(Lines of data)

* * * * * * *

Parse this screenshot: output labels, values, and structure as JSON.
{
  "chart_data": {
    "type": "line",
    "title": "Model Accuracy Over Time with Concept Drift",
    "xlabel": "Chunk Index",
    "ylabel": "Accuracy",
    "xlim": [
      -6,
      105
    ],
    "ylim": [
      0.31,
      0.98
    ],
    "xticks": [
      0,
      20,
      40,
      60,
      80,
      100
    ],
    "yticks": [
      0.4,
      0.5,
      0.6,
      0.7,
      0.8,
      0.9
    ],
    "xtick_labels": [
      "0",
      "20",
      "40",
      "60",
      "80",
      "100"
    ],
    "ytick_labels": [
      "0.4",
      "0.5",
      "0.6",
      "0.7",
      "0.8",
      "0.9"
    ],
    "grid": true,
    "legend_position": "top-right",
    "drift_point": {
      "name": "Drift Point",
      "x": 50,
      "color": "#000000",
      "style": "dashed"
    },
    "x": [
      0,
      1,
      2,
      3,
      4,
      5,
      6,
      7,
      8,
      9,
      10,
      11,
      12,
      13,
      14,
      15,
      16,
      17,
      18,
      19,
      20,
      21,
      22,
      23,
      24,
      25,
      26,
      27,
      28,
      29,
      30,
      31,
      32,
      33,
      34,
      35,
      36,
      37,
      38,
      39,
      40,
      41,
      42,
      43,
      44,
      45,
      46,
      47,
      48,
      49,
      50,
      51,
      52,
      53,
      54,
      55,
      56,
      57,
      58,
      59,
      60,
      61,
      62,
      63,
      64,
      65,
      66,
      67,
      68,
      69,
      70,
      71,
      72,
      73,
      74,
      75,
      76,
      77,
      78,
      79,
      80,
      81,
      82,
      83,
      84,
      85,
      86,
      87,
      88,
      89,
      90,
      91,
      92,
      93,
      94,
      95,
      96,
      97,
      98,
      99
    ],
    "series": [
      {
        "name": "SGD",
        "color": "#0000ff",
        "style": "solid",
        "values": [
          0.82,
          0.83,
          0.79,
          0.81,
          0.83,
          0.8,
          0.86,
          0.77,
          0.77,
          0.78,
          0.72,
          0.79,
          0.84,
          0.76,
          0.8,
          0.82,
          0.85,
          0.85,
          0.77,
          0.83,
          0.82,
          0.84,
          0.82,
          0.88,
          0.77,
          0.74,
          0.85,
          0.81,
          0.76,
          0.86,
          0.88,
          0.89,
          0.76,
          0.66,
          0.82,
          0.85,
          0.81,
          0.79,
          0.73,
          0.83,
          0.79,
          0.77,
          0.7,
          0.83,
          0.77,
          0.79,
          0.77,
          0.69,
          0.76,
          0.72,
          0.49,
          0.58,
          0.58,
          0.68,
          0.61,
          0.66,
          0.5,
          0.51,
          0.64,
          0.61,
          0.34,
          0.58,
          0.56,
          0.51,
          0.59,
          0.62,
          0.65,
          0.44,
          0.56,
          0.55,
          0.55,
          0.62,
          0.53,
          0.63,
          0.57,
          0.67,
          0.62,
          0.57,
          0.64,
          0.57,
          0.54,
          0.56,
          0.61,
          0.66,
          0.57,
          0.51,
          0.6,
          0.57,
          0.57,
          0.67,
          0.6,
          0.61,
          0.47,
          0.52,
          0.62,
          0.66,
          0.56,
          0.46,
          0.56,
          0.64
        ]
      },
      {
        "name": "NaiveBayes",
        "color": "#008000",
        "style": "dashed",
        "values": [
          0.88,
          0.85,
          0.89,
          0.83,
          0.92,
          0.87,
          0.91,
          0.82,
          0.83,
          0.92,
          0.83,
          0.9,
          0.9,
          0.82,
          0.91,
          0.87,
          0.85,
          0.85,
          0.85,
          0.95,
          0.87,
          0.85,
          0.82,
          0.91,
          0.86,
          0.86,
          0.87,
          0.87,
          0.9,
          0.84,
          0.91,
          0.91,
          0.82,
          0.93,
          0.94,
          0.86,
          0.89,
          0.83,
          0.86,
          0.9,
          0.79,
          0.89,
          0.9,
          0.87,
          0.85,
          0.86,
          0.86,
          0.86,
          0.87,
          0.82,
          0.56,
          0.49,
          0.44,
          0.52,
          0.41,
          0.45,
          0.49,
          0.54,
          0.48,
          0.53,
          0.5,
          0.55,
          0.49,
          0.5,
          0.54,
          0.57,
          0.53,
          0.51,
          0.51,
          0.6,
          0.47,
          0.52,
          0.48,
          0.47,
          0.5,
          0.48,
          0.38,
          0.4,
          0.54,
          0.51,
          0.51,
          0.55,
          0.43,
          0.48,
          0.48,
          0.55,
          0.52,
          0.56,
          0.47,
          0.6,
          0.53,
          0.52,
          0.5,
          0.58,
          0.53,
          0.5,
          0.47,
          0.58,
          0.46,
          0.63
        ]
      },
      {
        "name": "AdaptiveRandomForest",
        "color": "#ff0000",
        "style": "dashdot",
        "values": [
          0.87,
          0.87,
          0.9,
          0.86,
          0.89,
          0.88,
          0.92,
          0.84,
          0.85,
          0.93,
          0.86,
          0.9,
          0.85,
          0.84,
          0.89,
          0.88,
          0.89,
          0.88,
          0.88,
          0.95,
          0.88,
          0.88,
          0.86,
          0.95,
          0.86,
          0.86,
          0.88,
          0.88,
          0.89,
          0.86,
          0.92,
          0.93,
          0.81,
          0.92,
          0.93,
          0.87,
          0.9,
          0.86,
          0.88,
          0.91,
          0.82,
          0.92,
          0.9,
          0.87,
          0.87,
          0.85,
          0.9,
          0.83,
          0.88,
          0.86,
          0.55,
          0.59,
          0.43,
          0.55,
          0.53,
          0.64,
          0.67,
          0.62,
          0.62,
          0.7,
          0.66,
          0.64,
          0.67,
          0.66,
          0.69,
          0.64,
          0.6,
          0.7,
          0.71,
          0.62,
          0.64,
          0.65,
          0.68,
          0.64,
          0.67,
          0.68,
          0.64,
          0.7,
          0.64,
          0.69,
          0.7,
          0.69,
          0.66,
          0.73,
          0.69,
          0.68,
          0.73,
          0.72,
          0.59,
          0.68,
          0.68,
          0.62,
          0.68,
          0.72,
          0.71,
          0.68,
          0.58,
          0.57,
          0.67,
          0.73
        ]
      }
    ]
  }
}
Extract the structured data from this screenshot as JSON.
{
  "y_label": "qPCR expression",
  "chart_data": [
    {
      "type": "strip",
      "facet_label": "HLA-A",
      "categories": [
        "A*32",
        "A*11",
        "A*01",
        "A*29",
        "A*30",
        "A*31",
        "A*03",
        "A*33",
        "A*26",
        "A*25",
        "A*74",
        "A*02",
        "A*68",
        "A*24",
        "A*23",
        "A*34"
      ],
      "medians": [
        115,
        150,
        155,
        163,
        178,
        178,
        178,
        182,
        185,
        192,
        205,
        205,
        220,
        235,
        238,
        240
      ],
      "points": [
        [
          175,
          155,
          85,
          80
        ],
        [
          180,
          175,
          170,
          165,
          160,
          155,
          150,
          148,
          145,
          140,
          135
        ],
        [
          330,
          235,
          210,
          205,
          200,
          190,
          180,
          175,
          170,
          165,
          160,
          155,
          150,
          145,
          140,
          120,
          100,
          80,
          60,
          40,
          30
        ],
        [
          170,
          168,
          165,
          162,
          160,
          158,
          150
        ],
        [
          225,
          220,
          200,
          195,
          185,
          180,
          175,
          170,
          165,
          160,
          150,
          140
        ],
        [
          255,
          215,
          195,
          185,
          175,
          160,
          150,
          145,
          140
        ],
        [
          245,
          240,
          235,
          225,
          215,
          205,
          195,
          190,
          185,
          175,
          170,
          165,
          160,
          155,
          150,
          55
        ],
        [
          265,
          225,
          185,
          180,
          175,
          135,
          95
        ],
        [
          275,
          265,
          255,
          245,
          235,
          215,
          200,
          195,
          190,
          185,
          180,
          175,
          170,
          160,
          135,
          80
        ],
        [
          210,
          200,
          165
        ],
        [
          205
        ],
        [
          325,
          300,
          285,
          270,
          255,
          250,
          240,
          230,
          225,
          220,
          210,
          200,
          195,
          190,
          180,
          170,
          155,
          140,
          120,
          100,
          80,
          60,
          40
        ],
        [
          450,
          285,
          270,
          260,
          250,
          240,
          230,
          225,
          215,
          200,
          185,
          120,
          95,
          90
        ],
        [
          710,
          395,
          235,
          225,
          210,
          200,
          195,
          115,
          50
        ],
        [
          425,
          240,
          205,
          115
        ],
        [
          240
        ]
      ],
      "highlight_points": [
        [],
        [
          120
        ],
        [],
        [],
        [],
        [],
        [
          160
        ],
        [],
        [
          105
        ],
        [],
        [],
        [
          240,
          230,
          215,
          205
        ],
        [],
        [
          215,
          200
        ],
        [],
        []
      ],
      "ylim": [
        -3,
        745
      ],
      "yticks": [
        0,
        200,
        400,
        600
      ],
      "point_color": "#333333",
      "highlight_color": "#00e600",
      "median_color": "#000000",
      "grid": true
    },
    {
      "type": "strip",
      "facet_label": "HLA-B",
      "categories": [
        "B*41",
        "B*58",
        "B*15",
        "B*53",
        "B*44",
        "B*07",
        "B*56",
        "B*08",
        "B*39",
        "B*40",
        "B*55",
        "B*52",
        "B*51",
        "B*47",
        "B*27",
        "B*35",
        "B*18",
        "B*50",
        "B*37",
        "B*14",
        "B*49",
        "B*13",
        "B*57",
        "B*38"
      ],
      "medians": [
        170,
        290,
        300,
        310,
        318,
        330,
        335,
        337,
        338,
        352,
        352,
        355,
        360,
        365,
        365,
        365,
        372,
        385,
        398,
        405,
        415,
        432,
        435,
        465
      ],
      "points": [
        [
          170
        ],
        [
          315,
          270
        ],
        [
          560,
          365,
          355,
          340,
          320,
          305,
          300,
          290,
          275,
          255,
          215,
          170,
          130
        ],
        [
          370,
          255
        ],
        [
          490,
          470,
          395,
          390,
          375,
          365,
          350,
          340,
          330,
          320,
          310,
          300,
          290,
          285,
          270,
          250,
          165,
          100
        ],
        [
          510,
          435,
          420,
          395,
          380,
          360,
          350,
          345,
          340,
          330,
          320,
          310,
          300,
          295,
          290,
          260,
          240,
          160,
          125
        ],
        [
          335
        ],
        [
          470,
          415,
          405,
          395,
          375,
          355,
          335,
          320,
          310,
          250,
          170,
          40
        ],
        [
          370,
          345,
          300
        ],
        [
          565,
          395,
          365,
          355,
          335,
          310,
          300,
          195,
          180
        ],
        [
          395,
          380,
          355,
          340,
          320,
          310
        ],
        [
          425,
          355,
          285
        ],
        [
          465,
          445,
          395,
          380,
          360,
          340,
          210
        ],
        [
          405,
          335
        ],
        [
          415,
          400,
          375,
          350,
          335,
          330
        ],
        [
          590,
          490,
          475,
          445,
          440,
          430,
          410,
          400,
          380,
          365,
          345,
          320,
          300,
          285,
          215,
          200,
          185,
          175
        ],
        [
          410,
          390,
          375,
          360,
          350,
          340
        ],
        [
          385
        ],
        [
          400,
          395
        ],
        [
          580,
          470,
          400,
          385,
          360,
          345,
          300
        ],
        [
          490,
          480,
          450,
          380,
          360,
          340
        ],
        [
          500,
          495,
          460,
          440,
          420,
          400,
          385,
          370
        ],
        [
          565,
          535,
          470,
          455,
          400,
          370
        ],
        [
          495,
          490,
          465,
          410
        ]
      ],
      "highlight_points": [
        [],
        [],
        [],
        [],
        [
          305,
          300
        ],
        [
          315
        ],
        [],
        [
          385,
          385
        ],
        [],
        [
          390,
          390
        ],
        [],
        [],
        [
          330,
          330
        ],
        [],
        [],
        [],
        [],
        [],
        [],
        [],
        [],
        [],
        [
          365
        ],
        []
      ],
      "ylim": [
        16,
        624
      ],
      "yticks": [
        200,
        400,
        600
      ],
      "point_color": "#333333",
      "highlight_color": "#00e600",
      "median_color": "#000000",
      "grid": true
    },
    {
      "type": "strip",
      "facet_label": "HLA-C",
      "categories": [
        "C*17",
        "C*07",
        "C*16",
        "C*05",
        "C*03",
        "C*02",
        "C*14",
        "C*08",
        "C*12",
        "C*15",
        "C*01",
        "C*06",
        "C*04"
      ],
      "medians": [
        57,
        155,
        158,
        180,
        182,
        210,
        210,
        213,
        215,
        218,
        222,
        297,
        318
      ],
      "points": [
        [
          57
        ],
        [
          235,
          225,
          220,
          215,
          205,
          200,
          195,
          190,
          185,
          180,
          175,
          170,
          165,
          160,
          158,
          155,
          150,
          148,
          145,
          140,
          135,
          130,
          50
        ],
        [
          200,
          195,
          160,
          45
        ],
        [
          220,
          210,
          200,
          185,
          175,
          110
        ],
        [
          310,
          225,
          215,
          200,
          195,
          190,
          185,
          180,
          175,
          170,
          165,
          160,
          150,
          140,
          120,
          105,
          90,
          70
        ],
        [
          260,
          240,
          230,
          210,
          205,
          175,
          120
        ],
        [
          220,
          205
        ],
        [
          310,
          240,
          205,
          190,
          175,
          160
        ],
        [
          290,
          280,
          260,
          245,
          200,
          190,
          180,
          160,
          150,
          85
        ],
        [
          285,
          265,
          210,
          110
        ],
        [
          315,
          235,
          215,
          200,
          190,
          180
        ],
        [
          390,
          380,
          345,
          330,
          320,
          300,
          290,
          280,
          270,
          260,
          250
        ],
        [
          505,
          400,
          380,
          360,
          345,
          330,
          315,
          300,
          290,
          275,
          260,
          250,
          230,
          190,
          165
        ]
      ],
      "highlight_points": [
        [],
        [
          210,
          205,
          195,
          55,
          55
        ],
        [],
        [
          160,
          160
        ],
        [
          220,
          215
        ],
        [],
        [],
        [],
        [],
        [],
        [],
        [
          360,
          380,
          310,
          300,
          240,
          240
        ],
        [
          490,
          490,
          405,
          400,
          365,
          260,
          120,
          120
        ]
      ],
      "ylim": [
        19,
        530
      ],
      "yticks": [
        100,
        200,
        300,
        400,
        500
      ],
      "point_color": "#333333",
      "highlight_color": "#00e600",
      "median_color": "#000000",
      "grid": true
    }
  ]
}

* * * * * * *

- **EXERCISE**
Identify the lines of the data that contain the word "JSON". Copy each of them.

- **RESPONSE TO THE EXERCISE**
Parse this screenshot: output labels, values, and structure as JSON.
Extract the structured data from this screenshot as JSON.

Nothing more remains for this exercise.